Document
# How soon can you start to ride a mare that has a foal on her?



## Eolith (Sep 30, 2007)

It's usually alright to start riding your mare by the time that the foal is about a month old or so. The biggest concern is avoiding putting too much strain on the little one as he's trying to keep up. It can a foal out quick, bouncing along at mom's heels. It's good for the mare to get a bit of work though, so you've just got to find a good balance. 

Whether your mare will be overly concerned about her foal or not sort of depends to some extent on her temperament. You'll have to play it by ear and just be very attentive to whether she or the foal are becoming at all upset. If they are getting upset, back off on the riding a bit and take it easier. 

The older the foal gets, the more comfortable both of them will be with being more separated. If you're riding in an arena when the foal is about three months or older, you may be fine just to have someone hold baby nearby while mom works. As long as they can see one another, they should be fine. With this in mind, I do not suggest taking the foal along on trail rides unless he is well trained to the halter and can be ponied (which arguably shouldn't happen until after weaning). If the little one wanders and gets into trouble on a trail ride, it wouldn't be good for anyone. You'd probably be alright riding around in their paddocks and pastures a bit though while the foal tags along.

Entries provided
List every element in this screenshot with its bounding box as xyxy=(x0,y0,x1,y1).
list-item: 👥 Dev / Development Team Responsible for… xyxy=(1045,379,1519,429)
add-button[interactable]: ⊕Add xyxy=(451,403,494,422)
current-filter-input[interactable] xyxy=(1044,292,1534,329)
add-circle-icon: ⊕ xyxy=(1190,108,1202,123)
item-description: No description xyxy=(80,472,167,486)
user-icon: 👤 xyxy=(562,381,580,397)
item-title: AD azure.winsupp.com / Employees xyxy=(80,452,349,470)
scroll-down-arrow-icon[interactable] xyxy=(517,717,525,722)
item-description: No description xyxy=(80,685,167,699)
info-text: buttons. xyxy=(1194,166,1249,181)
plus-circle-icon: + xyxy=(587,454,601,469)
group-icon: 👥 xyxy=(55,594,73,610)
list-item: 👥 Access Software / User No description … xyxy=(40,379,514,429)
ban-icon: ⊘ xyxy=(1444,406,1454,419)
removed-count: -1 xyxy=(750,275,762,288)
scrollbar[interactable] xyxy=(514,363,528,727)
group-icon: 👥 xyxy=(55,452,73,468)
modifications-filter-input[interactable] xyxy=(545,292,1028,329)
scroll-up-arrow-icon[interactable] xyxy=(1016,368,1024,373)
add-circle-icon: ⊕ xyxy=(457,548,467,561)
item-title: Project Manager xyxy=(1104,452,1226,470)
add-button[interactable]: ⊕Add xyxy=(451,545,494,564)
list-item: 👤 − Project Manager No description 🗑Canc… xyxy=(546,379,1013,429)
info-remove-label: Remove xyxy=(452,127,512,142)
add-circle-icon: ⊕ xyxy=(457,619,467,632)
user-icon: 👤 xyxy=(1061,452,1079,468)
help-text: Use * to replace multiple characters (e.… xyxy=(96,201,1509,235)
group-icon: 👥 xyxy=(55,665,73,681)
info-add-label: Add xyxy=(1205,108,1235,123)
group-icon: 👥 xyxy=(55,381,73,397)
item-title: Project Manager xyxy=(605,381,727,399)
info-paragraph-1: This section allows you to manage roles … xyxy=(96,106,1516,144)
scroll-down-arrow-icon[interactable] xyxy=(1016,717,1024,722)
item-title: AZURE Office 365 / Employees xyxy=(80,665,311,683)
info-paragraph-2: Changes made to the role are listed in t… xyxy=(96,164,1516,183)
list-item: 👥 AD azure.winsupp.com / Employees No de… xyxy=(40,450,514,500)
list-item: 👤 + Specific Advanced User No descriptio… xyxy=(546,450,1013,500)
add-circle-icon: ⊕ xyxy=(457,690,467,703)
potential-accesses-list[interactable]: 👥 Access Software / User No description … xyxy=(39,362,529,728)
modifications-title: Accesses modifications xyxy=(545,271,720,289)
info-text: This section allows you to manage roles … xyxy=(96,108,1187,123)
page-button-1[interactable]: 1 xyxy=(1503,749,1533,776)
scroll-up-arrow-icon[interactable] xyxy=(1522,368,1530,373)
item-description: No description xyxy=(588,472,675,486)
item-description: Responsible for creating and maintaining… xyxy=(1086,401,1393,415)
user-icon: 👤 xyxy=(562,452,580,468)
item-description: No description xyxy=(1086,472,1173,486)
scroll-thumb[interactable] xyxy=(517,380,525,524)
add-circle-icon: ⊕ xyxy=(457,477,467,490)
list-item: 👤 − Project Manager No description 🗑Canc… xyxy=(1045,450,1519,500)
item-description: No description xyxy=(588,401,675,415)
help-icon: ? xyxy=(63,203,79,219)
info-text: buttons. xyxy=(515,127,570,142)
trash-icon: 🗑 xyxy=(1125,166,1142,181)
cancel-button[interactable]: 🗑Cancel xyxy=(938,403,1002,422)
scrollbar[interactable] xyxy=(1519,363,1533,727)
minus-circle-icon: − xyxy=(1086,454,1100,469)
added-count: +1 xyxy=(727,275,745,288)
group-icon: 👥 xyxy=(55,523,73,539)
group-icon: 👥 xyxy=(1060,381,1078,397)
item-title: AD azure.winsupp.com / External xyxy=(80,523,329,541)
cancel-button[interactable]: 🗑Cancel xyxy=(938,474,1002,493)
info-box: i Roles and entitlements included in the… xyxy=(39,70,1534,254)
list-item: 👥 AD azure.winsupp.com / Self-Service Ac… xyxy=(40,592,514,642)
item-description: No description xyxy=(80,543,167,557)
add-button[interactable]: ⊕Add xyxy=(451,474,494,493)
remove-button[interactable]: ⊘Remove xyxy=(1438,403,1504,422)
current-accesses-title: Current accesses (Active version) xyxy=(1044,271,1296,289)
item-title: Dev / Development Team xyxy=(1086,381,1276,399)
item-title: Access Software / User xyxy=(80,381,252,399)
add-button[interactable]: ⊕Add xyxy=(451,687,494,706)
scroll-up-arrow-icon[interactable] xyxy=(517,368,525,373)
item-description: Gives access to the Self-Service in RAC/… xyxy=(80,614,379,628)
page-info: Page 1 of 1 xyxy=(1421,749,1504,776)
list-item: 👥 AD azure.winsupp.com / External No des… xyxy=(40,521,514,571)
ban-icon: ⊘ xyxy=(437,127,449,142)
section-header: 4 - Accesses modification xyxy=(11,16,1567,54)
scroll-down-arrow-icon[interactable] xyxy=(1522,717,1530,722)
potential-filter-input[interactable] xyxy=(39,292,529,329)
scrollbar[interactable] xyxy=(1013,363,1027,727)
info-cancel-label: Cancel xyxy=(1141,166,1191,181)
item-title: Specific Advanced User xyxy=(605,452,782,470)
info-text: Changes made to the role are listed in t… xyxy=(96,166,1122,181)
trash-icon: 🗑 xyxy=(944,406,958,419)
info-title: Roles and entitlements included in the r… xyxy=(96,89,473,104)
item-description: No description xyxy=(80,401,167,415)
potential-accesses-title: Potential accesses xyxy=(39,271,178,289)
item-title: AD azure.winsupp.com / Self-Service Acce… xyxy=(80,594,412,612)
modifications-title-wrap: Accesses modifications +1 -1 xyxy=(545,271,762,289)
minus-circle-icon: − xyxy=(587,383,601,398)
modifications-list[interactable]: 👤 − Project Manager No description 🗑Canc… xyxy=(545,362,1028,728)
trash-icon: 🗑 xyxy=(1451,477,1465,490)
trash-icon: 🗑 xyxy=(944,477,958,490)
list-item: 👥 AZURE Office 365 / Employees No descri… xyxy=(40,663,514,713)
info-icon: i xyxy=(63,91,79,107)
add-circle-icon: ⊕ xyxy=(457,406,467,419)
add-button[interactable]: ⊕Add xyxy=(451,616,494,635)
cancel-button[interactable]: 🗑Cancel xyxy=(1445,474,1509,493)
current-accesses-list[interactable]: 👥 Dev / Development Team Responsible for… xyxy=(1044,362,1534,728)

Exercise requirements
**1.** Translate this sentence from the forum thread on riding a mare with a foal into Spanish: "As long as they can see one another, they should be fine."
**2.** Reproduce the passage of the mare-and-foal thread from "## Eolith (Sep" to "a good balance.".
**3.** Write what comes next in the forum post about riding a mare with a foal, beginning after its final sentence.
The material above comes from a source separate from the forum thread on riding a mare with a foal.

Results for the exercise
**1.** Mientras puedan verse el uno al otro, deberían estar bien.

**2.**
## Eolith (Sep 30, 2007)

It's usually alright to start riding your mare by the time that the foal is about a month old or so. The biggest concern is avoiding putting too much strain on the little one as he's trying to keep up. It can a foal out quick, bouncing along at mom's heels. It's good for the mare to get a bit of work though, so you've just got to find a good balance.

**3.**
----------



## netty83 (Sep 21, 2010)

Thank you for your advice. I think i wil try and get on her in the field and see how they both go with that. She has a very good tempremant and is very calm although she can be a little dominant at times as she is a very confident mare. I am taking lessons at the moment so it isn't the end of the world if i can't ride her sooner rather than later, i obviously will put my mare and foal's welfare first I'm just dying to get on her  My lesson horse has started spooking with me this last few weeks after he slipped on wet grass and i lost my nerve. He seems to have lost confidence in me and visa versa and the more I am riding him the more I just want to go back to riding my own mare as I know she is as solid as they come.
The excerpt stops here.